SUPPLIED RECORDS
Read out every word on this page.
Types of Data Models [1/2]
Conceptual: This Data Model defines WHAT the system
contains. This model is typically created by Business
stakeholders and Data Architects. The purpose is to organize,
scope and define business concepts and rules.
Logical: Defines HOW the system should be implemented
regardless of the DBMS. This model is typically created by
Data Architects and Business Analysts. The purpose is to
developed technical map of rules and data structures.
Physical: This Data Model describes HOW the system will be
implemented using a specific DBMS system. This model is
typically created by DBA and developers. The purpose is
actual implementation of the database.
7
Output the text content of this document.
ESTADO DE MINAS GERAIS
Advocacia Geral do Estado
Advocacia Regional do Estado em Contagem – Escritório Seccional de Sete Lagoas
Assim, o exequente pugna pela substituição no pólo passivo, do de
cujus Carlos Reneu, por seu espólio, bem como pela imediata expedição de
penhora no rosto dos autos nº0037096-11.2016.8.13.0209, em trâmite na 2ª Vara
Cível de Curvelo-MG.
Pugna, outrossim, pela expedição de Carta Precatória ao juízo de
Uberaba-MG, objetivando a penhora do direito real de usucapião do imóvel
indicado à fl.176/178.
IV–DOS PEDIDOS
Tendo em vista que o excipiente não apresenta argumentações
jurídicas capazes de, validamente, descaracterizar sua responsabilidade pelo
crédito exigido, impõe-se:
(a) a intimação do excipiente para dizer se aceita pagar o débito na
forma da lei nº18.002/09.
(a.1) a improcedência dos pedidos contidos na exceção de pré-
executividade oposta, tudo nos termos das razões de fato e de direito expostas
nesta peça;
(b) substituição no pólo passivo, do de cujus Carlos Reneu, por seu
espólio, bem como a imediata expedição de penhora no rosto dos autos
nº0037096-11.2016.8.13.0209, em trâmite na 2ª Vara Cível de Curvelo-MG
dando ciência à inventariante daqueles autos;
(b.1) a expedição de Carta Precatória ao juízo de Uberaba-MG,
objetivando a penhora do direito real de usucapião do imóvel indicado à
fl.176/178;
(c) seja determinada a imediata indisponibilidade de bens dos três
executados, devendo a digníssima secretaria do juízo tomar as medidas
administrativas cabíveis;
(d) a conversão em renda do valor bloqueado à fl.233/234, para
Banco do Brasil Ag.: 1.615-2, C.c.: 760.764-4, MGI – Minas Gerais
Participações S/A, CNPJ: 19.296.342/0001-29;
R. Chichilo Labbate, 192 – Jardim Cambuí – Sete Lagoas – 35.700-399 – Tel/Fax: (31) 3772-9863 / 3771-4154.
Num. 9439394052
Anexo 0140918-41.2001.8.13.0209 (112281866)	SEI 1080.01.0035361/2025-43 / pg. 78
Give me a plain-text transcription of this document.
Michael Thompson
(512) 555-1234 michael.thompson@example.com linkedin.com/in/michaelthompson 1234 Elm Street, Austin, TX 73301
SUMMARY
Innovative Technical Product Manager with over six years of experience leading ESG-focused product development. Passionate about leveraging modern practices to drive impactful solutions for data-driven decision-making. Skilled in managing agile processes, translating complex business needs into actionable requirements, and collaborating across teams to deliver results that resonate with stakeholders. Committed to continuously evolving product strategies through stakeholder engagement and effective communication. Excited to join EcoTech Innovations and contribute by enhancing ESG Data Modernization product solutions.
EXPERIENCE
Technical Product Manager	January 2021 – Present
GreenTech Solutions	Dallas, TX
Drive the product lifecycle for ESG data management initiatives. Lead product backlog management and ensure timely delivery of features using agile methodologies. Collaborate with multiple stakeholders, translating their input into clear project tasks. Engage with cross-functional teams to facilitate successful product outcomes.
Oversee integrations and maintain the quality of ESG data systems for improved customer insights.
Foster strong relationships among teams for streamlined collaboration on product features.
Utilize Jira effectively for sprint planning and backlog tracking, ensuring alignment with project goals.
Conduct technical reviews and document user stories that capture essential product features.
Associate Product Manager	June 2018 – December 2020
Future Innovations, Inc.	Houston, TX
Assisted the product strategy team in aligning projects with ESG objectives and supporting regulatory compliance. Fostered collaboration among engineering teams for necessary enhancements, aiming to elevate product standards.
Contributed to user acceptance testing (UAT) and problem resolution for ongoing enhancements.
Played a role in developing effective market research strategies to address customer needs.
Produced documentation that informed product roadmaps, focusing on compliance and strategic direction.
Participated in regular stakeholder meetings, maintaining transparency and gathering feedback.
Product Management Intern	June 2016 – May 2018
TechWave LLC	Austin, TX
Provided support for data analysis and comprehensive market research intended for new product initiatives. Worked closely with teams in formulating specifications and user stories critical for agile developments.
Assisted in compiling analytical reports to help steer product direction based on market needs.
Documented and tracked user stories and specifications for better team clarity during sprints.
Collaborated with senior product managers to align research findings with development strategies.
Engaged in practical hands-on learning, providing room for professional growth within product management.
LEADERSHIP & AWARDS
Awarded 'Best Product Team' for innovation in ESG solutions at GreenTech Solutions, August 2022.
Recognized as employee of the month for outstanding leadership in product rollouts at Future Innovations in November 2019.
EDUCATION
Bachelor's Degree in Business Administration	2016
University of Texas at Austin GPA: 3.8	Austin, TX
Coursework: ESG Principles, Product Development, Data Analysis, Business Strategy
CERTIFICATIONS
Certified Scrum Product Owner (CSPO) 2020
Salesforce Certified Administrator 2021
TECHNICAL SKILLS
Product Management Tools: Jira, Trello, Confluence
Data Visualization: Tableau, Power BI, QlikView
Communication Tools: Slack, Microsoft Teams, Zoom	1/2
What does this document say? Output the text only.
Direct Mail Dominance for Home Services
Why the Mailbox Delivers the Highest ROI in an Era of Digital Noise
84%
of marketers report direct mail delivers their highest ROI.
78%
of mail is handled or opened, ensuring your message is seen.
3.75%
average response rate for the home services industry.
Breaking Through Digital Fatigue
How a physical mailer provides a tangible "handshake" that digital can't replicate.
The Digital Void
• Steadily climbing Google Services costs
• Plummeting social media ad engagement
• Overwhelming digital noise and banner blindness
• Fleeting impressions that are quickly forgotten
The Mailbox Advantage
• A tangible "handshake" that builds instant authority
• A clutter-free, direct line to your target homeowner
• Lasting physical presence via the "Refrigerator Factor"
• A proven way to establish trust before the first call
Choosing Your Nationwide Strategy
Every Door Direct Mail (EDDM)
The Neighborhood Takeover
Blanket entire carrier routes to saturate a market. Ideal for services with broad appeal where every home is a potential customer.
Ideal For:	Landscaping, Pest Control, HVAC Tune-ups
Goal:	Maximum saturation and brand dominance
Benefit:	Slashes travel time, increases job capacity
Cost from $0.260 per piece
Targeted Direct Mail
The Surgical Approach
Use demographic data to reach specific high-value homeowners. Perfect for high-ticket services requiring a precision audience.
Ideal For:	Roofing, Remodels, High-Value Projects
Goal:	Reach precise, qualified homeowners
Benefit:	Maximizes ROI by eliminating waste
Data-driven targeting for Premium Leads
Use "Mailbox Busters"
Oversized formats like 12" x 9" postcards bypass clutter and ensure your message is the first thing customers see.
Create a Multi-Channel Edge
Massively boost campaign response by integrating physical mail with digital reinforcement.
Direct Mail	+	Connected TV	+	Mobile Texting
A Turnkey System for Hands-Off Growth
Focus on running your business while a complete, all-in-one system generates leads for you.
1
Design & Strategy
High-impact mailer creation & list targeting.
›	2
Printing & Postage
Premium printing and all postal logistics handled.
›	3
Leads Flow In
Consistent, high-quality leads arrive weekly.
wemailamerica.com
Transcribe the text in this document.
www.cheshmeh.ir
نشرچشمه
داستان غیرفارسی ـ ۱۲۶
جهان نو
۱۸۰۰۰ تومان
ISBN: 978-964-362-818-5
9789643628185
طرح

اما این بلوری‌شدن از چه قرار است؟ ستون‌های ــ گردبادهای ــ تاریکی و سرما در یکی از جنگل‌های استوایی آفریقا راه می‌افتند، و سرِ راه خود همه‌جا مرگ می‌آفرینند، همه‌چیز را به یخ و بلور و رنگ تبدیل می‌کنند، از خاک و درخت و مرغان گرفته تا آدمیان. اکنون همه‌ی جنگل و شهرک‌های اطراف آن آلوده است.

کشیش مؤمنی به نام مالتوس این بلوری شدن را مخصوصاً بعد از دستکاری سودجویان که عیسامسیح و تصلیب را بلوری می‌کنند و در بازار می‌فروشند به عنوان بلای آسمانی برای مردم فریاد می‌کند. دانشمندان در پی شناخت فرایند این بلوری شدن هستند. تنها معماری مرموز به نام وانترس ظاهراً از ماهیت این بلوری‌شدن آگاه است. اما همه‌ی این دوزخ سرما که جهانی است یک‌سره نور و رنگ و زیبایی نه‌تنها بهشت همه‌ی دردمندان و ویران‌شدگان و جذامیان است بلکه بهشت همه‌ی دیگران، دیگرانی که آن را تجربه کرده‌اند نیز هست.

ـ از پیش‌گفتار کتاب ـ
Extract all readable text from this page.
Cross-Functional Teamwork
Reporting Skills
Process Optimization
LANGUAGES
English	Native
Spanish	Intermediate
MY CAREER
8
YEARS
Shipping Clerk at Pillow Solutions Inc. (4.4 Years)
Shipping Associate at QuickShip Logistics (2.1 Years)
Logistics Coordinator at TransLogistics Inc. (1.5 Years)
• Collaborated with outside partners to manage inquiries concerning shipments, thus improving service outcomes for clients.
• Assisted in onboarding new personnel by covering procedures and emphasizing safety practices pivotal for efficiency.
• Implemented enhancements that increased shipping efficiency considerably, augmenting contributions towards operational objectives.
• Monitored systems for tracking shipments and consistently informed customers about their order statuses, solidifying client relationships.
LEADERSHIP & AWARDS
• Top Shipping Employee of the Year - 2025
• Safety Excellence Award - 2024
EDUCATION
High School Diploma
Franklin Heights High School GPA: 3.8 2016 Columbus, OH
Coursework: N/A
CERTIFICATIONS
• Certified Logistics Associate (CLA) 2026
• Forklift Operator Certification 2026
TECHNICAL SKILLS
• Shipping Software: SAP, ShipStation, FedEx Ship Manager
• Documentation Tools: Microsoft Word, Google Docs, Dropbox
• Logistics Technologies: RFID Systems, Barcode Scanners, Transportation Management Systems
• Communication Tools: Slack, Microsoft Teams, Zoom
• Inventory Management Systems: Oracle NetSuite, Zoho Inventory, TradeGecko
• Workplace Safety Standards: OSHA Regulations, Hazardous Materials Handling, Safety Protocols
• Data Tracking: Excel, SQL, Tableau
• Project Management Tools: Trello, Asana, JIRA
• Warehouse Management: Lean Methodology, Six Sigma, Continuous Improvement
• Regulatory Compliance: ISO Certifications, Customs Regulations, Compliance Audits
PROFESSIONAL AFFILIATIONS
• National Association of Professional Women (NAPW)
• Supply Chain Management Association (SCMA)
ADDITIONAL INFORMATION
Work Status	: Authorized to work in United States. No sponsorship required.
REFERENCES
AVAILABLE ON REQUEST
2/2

WHAT TO DO
From the listing, tally every line with the word "Uberaba" in it and give only the tally.

REPLY TO THE EXERCISE
2